DIRECTIVE :: Retype the lines in the listing from the line that contains "462, 714, 520]" up to and including the line that contains "520, 1008, 525]", character for character.
▬▬▬▬▬▬▬▬▬▬
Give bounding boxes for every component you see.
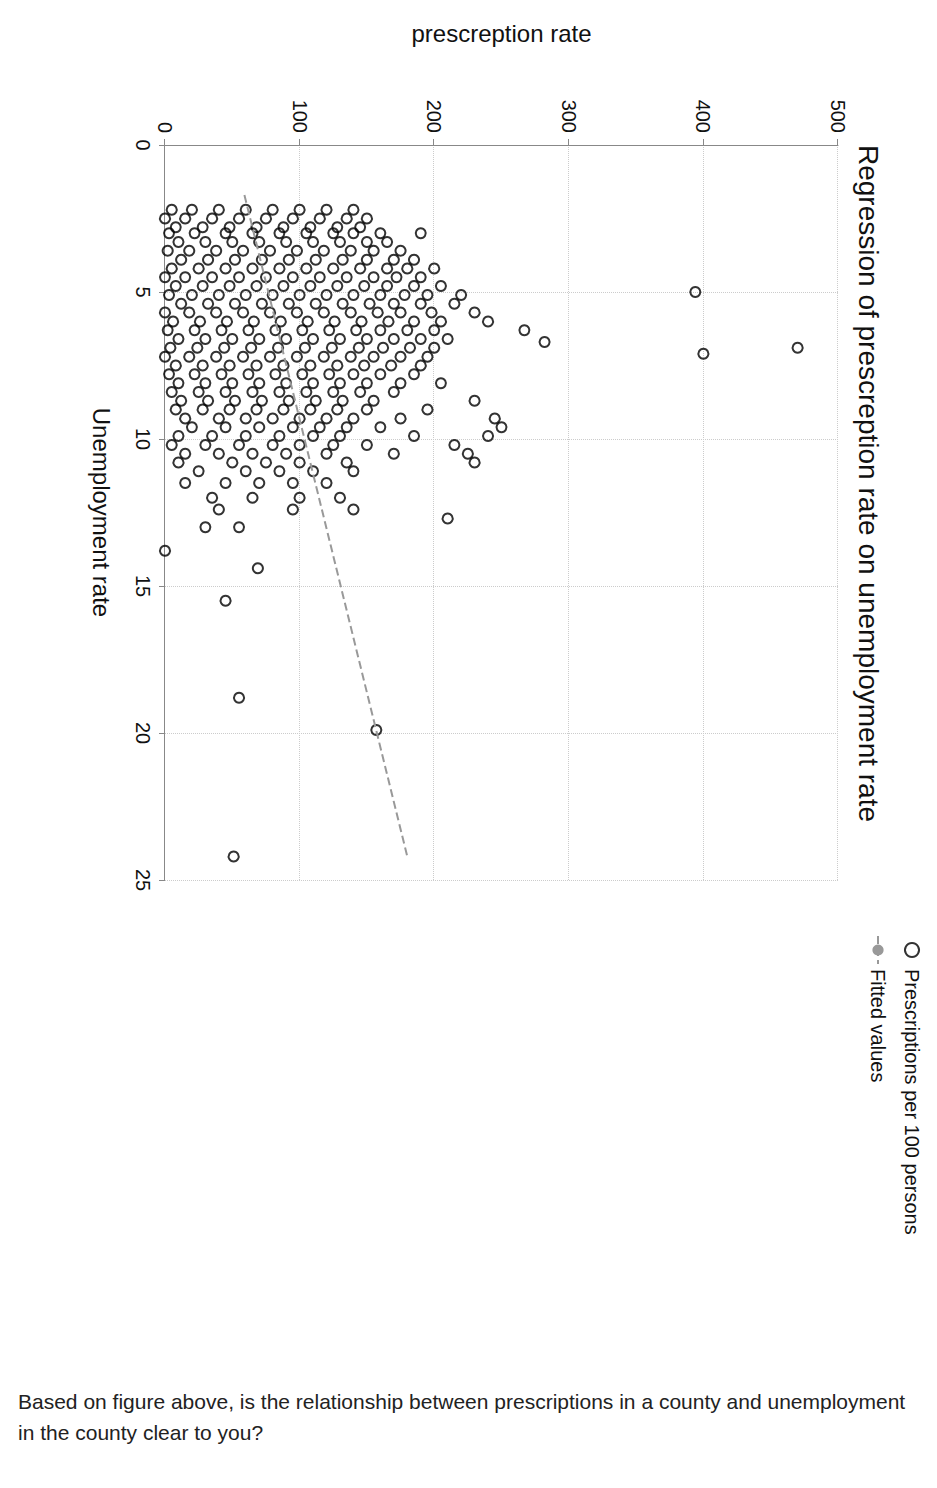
svg-text:15: 15 bbox=[132, 575, 154, 597]
svg-text:300: 300 bbox=[558, 100, 580, 133]
svg-text:500: 500 bbox=[827, 100, 849, 133]
html-text:Based on figure above, is the: Based on figure above, is the relationsh… bbox=[18, 1390, 906, 1444]
svg-text:Prescriptions per 100 persons: Prescriptions per 100 persons bbox=[901, 969, 923, 1235]
svg-text:Fitted values: Fitted values bbox=[867, 969, 889, 1082]
svg-text:10: 10 bbox=[132, 428, 154, 450]
svg-text:0: 0 bbox=[132, 139, 154, 150]
svg-text:20: 20 bbox=[132, 722, 154, 744]
svg-text:25: 25 bbox=[132, 869, 154, 891]
svg-text:0: 0 bbox=[154, 122, 176, 133]
svg-text:prescreption rate: prescreption rate bbox=[411, 20, 591, 47]
svg-text:Regression of prescreption rat: Regression of prescreption rate on unemp… bbox=[853, 145, 884, 822]
svg-text:5: 5 bbox=[132, 286, 154, 297]
svg-text:200: 200 bbox=[423, 100, 445, 133]
svg-text:100: 100 bbox=[289, 100, 311, 133]
svg-text:Unemployment rate: Unemployment rate bbox=[88, 408, 115, 617]
svg-text:400: 400 bbox=[692, 100, 714, 133]
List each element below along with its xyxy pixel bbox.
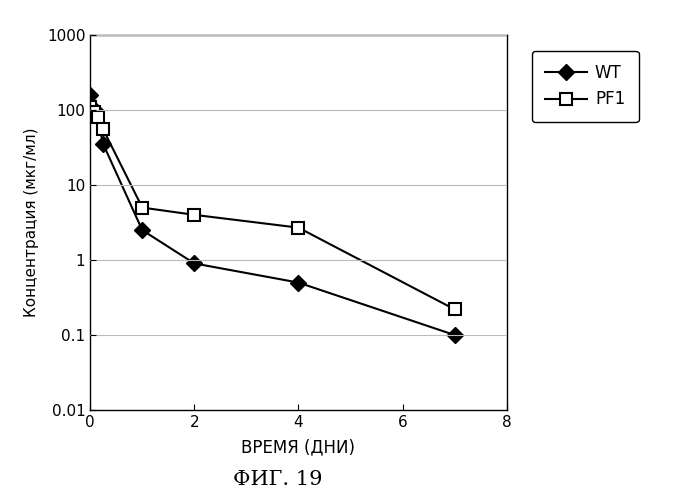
WT bbox=[294, 280, 303, 285]
WT bbox=[190, 260, 198, 266]
Line: PF1: PF1 bbox=[85, 102, 460, 315]
WT bbox=[450, 332, 459, 338]
PF1 bbox=[450, 306, 459, 312]
X-axis label: ВРЕМЯ (ДНИ): ВРЕМЯ (ДНИ) bbox=[242, 438, 355, 456]
PF1 bbox=[94, 114, 102, 120]
Legend: WT, PF1: WT, PF1 bbox=[532, 51, 638, 122]
Text: ФИГ. 19: ФИГ. 19 bbox=[233, 470, 322, 489]
PF1 bbox=[90, 108, 99, 114]
Line: WT: WT bbox=[85, 89, 460, 341]
PF1 bbox=[86, 104, 94, 110]
PF1 bbox=[190, 212, 198, 218]
WT bbox=[138, 227, 146, 233]
WT bbox=[91, 107, 100, 113]
WT bbox=[86, 92, 94, 98]
PF1 bbox=[99, 126, 108, 132]
WT bbox=[99, 141, 108, 147]
PF1 bbox=[138, 204, 146, 210]
Y-axis label: Концентрация (мкг/мл): Концентрация (мкг/мл) bbox=[24, 128, 39, 318]
PF1 bbox=[294, 224, 303, 230]
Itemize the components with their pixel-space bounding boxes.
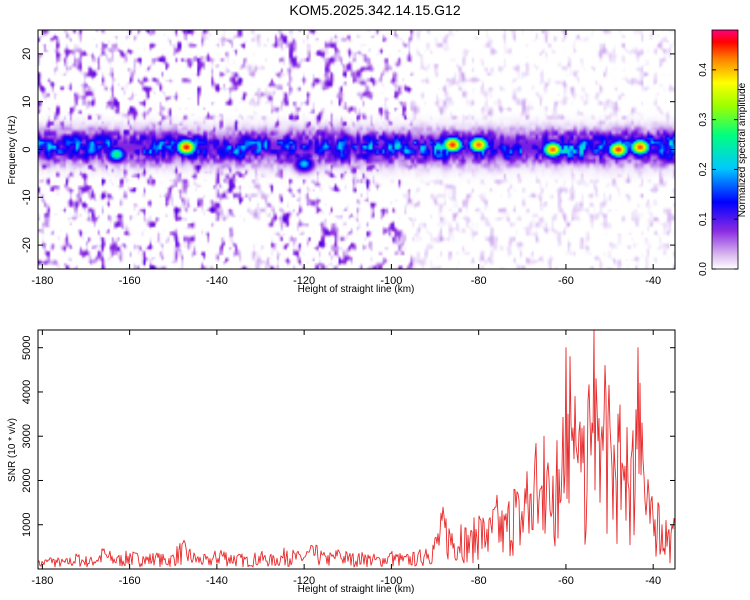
colorbar-tick-label: 0.0: [698, 262, 709, 276]
snr-ylabel: SNR (10 * v/v): [7, 418, 18, 482]
snr-x-tick-label: -120: [293, 575, 315, 587]
spectrogram-y-tick-label: -10: [21, 189, 33, 205]
snr-series-line: [38, 330, 675, 568]
snr-y-tick-label: 5000: [21, 335, 33, 359]
spectrogram-y-tick-label: 10: [21, 96, 33, 108]
snr-xlabel: Height of straight line (km): [298, 584, 415, 595]
spectrogram-x-tick-label: -180: [31, 275, 53, 287]
spectrogram-xlabel: Height of straight line (km): [298, 284, 415, 295]
snr-x-tick-label: -100: [380, 575, 402, 587]
colorbar-tick-label: 0.4: [698, 62, 709, 76]
snr-x-tick-label: -160: [119, 575, 141, 587]
spectrogram-panel: -180 -160 -140 -120 -100 -80 -60 -40 -20-100102…: [7, 29, 676, 295]
snr-x-tick-label: -60: [558, 575, 574, 587]
spectrogram-y-tick-label: 20: [21, 48, 33, 60]
snr-y-tick-label: 1000: [21, 512, 33, 536]
snr-x-tick-label: -80: [471, 575, 487, 587]
spectrogram-x-tick-label: -80: [471, 275, 487, 287]
spectrogram-x-tick-label: -120: [293, 275, 315, 287]
spectrogram-x-tick-label: -100: [380, 275, 402, 287]
snr-x-tick-label: -140: [206, 575, 228, 587]
snr-panel: -180 -160 -140 -120 -100 -80 -60 -40 1000 2000 30…: [7, 329, 676, 595]
colorbar-gradient: [711, 29, 739, 270]
spectrogram-x-tick-label: -140: [206, 275, 228, 287]
snr-x-ticks: -180 -160 -140 -120 -100 -80 -60 -40: [31, 330, 661, 587]
spectrogram-y-tick-label: 0: [21, 146, 33, 152]
spectrogram-x-ticks: -180 -160 -140 -120 -100 -80 -60 -40: [31, 30, 661, 287]
figure-title: KOM5.2025.342.14.15.G12: [289, 2, 460, 18]
snr-frame: [37, 329, 676, 570]
colorbar-ticks: 0.0 0.1 0.2 0.3 0.4: [698, 62, 738, 276]
spectrogram-x-tick-label: -160: [119, 275, 141, 287]
snr-y-ticks: 1000 2000 3000 4000 5000: [21, 335, 675, 537]
colorbar-tick-label: 0.1: [698, 212, 709, 226]
spectrogram-y-ticks: -20 -10 0 10 20: [21, 48, 675, 253]
colorbar: 0.0 0.1 0.2 0.3 0.4 Normalized spectral ampl…: [698, 29, 748, 276]
snr-x-tick-label: -180: [31, 575, 53, 587]
colorbar-label: Normalized spectral amplitude: [737, 82, 748, 217]
colorbar-tick-label: 0.3: [698, 112, 709, 126]
spectrogram-x-tick-label: -40: [645, 275, 661, 287]
snr-y-tick-label: 3000: [21, 424, 33, 448]
snr-y-tick-label: 2000: [21, 468, 33, 492]
snr-y-tick-label: 4000: [21, 380, 33, 404]
spectrogram-heatmap-image: [38, 30, 675, 269]
snr-x-tick-label: -40: [645, 575, 661, 587]
spectrogram-x-tick-label: -60: [558, 275, 574, 287]
spectrogram-ylabel: Frequency (Hz): [7, 116, 18, 185]
spectrogram-y-tick-label: -20: [21, 237, 33, 253]
colorbar-tick-label: 0.2: [698, 162, 709, 176]
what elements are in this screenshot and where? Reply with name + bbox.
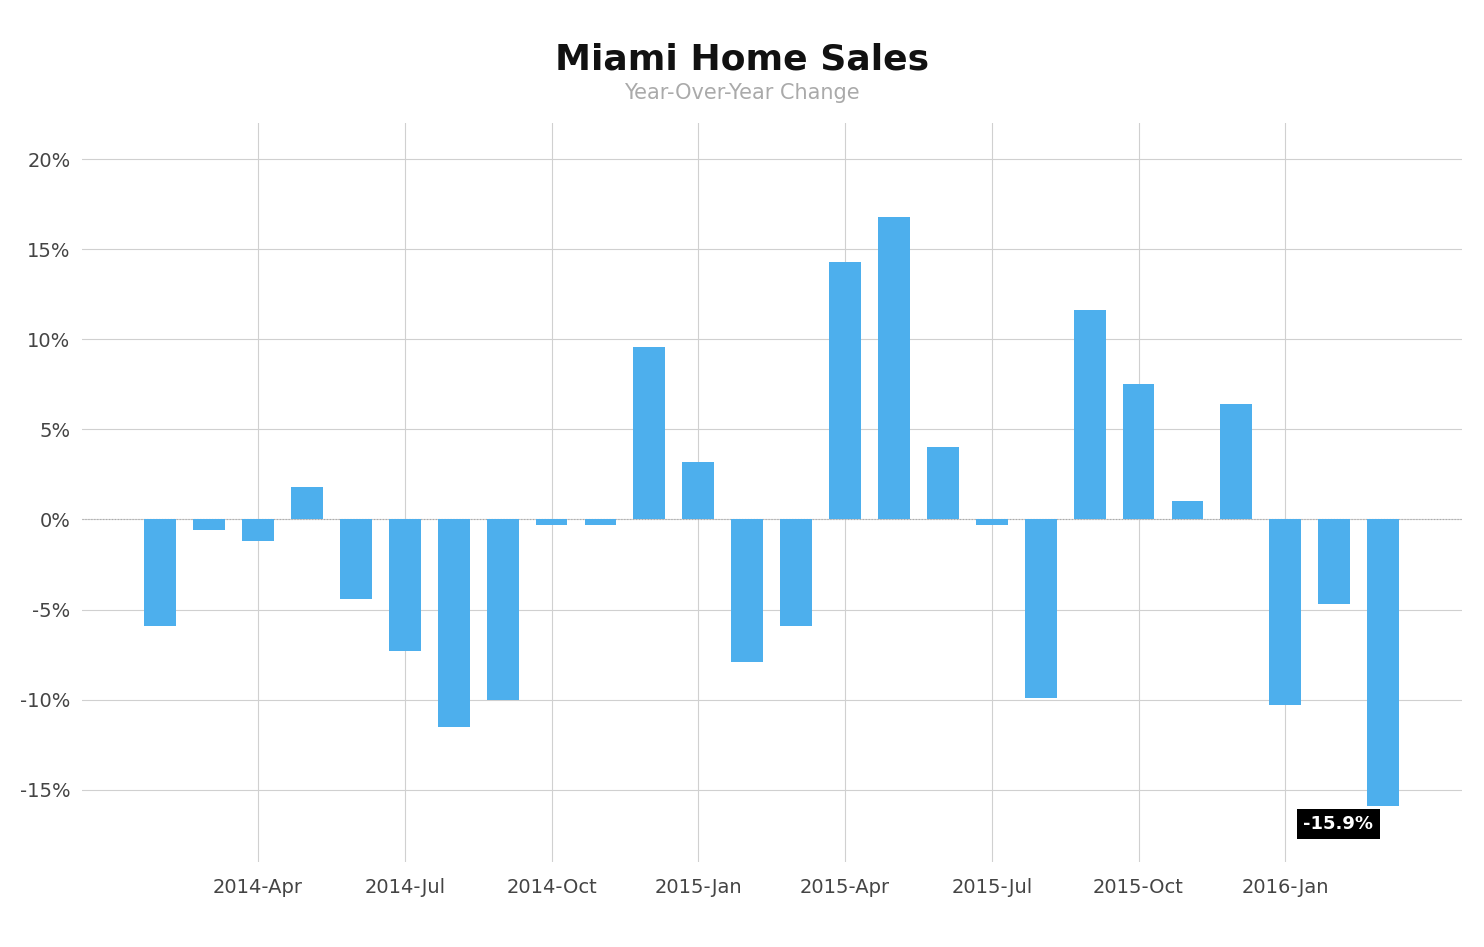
Bar	[683, 462, 714, 520]
Bar	[389, 520, 421, 651]
Bar	[1074, 311, 1106, 520]
Bar	[732, 520, 763, 662]
Bar	[781, 520, 812, 626]
Text: Year-Over-Year Change: Year-Over-Year Change	[625, 83, 859, 103]
Bar	[144, 520, 177, 626]
Bar	[1269, 520, 1301, 705]
Bar	[976, 520, 1008, 525]
Bar	[1171, 502, 1204, 520]
Bar	[634, 347, 665, 520]
Bar	[928, 447, 959, 520]
Bar	[536, 520, 567, 525]
Bar	[487, 520, 518, 700]
Bar	[438, 520, 469, 726]
Bar	[879, 217, 910, 520]
Bar	[291, 487, 324, 520]
Bar	[585, 520, 616, 525]
Bar	[830, 261, 861, 520]
Bar	[1318, 520, 1350, 604]
Text: Miami Home Sales: Miami Home Sales	[555, 43, 929, 77]
Bar	[242, 520, 275, 541]
Bar	[340, 520, 372, 599]
Bar	[1367, 520, 1399, 806]
Text: -15.9%: -15.9%	[1303, 815, 1373, 833]
Bar	[1122, 384, 1155, 520]
Bar	[1220, 404, 1252, 520]
Bar	[1025, 520, 1057, 698]
Bar	[193, 520, 226, 530]
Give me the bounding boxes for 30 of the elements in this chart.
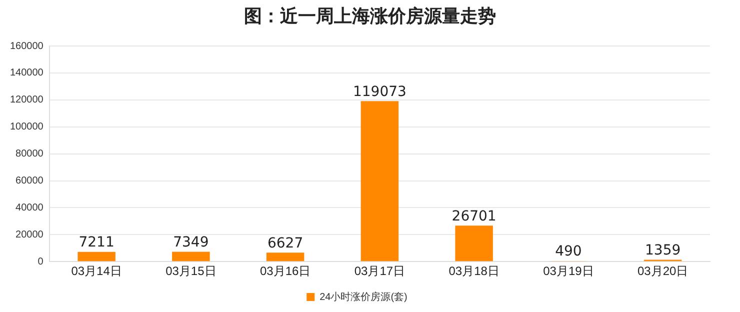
- x-tick-label: 03月19日: [543, 264, 594, 278]
- data-label: 6627: [267, 235, 304, 252]
- bar: [266, 252, 304, 262]
- data-label: 119073: [352, 84, 406, 100]
- y-tick-label: 40000: [16, 202, 44, 214]
- y-tick-label: 100000: [10, 122, 44, 133]
- y-tick-label: 60000: [16, 176, 44, 186]
- y-tick-label: 80000: [16, 148, 44, 160]
- x-tick-label: 03月16日: [260, 264, 311, 278]
- data-label: 490: [555, 244, 582, 260]
- y-tick-label: 0: [38, 256, 44, 268]
- chart-title: 图：近一周上海涨价房源量走势: [243, 5, 497, 29]
- legend-label: 24小时涨价房源(套): [320, 290, 408, 303]
- y-tick-label: 20000: [16, 229, 44, 240]
- x-tick-label: 03月20日: [637, 264, 688, 278]
- x-tick-label: 03月18日: [448, 264, 500, 278]
- x-tick-label: 03月14日: [71, 264, 122, 278]
- y-tick-label: 160000: [10, 40, 44, 52]
- bar: [172, 252, 210, 262]
- bar: [78, 252, 116, 262]
- x-tick-label: 03月17日: [354, 264, 406, 278]
- data-label: 7211: [78, 234, 114, 251]
- data-label: 7349: [173, 234, 209, 250]
- data-label: 26701: [452, 208, 496, 224]
- x-tick-label: 03月15日: [166, 264, 216, 278]
- bar: [455, 226, 493, 262]
- data-label: 1359: [644, 242, 681, 258]
- bar: [360, 101, 399, 262]
- y-tick-label: 140000: [10, 68, 44, 79]
- y-tick-label: 120000: [10, 94, 44, 106]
▬▬▬▬▬▬▬▬▬▬
OUTPUT OF THE TASK ::
Bar	[683, 462, 714, 520]
Bar	[389, 520, 421, 651]
Bar	[1074, 311, 1106, 520]
Bar	[732, 520, 763, 662]
Bar	[781, 520, 812, 626]
Text: Year-Over-Year Change: Year-Over-Year Change	[625, 83, 859, 103]
Bar	[144, 520, 177, 626]
Bar	[1269, 520, 1301, 705]
Bar	[976, 520, 1008, 525]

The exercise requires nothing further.